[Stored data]
----

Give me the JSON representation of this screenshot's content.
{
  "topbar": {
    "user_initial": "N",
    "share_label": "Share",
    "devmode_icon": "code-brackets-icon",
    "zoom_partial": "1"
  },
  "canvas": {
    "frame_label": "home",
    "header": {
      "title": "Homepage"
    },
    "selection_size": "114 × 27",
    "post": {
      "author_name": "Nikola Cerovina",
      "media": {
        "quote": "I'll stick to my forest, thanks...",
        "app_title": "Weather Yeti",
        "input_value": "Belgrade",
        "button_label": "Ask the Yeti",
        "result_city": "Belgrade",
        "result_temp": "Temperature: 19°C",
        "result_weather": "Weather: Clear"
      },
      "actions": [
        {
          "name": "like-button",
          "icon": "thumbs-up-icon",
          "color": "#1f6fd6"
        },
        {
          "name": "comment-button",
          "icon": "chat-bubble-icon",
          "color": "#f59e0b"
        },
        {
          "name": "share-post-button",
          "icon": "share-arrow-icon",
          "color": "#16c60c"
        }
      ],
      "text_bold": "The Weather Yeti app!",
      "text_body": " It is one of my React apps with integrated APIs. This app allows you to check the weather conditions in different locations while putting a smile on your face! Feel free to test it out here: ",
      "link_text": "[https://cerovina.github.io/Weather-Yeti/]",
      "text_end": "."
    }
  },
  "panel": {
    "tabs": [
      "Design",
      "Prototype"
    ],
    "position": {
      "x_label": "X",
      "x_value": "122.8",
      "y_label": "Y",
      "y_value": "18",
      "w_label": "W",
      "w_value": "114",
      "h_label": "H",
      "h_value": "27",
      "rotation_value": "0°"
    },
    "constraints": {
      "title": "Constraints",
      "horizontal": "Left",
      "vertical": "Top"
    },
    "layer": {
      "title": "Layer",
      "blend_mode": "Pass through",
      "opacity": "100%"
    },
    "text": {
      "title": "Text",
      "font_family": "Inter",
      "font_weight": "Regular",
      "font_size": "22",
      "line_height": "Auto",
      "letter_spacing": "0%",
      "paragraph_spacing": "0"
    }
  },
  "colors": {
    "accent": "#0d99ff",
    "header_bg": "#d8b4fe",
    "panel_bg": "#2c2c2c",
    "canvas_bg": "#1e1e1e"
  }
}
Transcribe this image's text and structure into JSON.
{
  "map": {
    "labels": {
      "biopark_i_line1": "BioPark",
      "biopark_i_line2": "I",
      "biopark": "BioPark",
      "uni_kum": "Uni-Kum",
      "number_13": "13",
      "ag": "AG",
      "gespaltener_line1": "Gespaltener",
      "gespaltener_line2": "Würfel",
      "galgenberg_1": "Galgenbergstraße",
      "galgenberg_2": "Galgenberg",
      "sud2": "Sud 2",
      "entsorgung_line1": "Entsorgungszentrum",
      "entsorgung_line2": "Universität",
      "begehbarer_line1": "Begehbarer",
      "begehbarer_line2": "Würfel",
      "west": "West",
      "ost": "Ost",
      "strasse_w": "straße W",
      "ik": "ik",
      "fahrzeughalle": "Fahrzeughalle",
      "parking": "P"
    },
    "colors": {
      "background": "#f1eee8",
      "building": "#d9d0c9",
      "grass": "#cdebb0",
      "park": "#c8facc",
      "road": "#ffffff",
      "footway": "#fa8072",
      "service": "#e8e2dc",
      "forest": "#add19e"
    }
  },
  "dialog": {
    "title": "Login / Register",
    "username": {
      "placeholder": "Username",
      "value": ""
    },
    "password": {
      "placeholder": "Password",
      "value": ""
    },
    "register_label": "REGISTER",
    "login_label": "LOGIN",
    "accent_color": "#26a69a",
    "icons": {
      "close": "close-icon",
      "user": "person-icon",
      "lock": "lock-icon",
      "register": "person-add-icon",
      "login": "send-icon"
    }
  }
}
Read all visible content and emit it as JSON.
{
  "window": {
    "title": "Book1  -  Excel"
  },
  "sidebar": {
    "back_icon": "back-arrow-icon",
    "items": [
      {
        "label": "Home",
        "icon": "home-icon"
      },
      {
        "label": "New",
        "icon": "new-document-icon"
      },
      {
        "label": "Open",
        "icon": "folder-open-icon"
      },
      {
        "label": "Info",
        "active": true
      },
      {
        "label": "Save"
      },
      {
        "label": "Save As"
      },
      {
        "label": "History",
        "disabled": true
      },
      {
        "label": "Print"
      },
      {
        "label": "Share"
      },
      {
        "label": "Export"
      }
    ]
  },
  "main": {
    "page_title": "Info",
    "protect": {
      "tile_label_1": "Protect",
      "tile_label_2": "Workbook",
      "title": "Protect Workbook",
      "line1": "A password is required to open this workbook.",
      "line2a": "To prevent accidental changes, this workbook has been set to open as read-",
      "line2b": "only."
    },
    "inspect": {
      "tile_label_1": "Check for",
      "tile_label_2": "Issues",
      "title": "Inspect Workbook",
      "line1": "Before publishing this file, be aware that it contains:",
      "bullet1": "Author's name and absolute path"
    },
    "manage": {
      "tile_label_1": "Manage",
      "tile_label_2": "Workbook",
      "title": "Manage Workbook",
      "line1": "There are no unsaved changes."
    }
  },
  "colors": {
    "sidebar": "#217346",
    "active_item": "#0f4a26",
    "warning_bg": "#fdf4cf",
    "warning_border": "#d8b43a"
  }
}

----

■ THE PROBLEM:
For each line of the listing that holds the word "person", show that line.

■ TASK SOLUTION:
      "user": "person-icon",
      "register": "person-add-icon",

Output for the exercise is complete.